Provided passage =
** BEGIN **

Later, as the heavy Georgian style predominated, there is the stiff ungainly gilt furniture, console tables with legs ornamented with the Greek key pattern badly applied, and finally, as the French school of design influenced our carvers, an improvement may be noticed in the tables and torchéres, which but for being a trifle clumsy, might pass for the work of French craftsmen of the same time. The State chairs, the bedstead, and some stools, which are said to have belonged to Queen Caroline, are further examples of the adoption of French fashion.
Nearly all writers on the subject of furniture and woodwork are agreed in considering that the earlier part of the period discussed in this chapter, that is, the seventeenth century, is the best in the traditions of English work. As we have seen in noticing some of the earlier Jacobean examples already illustrated and described, it was a period marked by increased refinement of design through the abandonment of the more grotesque and often coarse work of Elizabethan carving, and by soundness of construction and thorough workmanship.

** END **

Exercise requirements =
A: In the passage on English furniture, what pattern decorated the legs of the console tables?
B: According to the passage on English furniture, why did the tables and torchères improve? Answer in one to three sentences.
C: Please carry the passage on English furniture forward from its last sentence.
The rows have no connection to the passage on English furniture.

Dataset records =
** BEGIN **

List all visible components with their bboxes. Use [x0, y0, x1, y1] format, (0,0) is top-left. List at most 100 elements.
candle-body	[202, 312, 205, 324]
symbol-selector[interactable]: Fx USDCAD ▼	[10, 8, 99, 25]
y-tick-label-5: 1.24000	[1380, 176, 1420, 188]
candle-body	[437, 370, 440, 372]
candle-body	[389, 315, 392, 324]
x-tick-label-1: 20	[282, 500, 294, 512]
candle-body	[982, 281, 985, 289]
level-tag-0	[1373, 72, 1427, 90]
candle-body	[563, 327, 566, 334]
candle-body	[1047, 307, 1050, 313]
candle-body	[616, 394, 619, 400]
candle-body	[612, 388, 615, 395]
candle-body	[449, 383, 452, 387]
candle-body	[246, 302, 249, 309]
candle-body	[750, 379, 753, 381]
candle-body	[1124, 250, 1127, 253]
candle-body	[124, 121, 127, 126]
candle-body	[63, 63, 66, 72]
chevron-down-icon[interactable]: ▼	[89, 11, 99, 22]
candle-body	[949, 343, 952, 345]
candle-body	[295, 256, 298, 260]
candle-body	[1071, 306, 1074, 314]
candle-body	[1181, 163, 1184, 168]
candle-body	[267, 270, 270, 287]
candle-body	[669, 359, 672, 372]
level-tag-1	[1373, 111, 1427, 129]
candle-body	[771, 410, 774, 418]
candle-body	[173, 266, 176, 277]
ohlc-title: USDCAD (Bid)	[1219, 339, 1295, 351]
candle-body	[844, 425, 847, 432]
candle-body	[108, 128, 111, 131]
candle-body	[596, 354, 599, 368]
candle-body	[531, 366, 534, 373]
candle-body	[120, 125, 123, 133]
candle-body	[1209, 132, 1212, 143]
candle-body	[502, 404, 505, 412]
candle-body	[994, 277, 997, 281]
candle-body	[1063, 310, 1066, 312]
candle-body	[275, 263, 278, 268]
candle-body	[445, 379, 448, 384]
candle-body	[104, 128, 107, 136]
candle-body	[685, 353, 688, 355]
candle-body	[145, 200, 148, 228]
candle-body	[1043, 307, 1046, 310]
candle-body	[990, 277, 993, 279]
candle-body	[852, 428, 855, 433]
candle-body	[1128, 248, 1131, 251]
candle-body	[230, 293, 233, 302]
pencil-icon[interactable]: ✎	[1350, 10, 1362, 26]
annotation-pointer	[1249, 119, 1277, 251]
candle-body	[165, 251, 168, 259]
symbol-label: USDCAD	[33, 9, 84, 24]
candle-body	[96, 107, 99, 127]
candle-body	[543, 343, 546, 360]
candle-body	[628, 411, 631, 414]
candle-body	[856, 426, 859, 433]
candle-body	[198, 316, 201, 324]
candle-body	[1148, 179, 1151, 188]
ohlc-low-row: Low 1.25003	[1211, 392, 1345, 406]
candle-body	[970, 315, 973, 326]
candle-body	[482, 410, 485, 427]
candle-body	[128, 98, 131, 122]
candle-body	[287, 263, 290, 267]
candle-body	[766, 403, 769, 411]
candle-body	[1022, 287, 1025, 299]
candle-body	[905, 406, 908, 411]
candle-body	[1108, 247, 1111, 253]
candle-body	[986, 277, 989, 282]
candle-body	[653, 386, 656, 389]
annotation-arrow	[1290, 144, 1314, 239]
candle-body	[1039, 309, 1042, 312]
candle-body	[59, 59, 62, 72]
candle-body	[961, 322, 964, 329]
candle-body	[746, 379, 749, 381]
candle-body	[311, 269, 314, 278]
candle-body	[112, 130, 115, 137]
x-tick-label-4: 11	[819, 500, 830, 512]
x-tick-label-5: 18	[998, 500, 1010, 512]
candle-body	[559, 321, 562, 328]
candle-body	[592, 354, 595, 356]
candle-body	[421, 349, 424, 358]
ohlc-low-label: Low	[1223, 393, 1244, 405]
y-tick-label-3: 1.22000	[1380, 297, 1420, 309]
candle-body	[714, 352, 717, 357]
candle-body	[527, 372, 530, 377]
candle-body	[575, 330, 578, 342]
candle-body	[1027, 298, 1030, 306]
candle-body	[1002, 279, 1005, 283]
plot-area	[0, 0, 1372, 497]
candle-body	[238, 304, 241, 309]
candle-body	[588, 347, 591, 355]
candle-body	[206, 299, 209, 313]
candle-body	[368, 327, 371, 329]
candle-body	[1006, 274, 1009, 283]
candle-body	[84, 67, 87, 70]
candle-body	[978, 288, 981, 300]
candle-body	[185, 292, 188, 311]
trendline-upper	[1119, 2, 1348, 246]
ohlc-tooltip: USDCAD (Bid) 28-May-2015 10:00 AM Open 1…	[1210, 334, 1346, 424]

** END **

Written answers =
A: The Greek key pattern, which was badly applied.

B: They improved because the French school of design influenced English carvers. As a result, apart from being a little clumsy, these pieces might pass for the work of French craftsmen of the same time.

C:
Oak furniture made in England during the seventeenth century, is still a credit to the painstaking craftsmen of those days, and even upholstered furniture, like the couches and chairs at Knole, after more than 250 years' service, are fit for use. In the ninth and last chapter, which will deal with furniture of the present day, the methods of production which are now in practice will be noticed, and some comparison will be made which must be to the credit of the Jacobean period.
In the foregoing chapters an attempt has been made to preserve, as far as possible, a certain continuity in the history of the subject matter of this work from the earliest times until after the Renaissance had been generally adopted in Europe. In this endeavour a greater amount of attention has been bestowed upon the furniture of a comparatively short period of English history than upon that of other countries, but it is hoped that this fault will be forgiven by English readers. It has now become necessary to interrupt this plan, and before returning to the consideration of European design and work, to devote a short chapter to those branches of the Industrial Arts connected with furniture which flourished in China and Japan, in India, Persia, and Arabia, at a time anterior and subsequent to the Renaissance period in Europe.
Chapter 5. Chinese and Japanese Furniture
Chinese and Japanese Furniture.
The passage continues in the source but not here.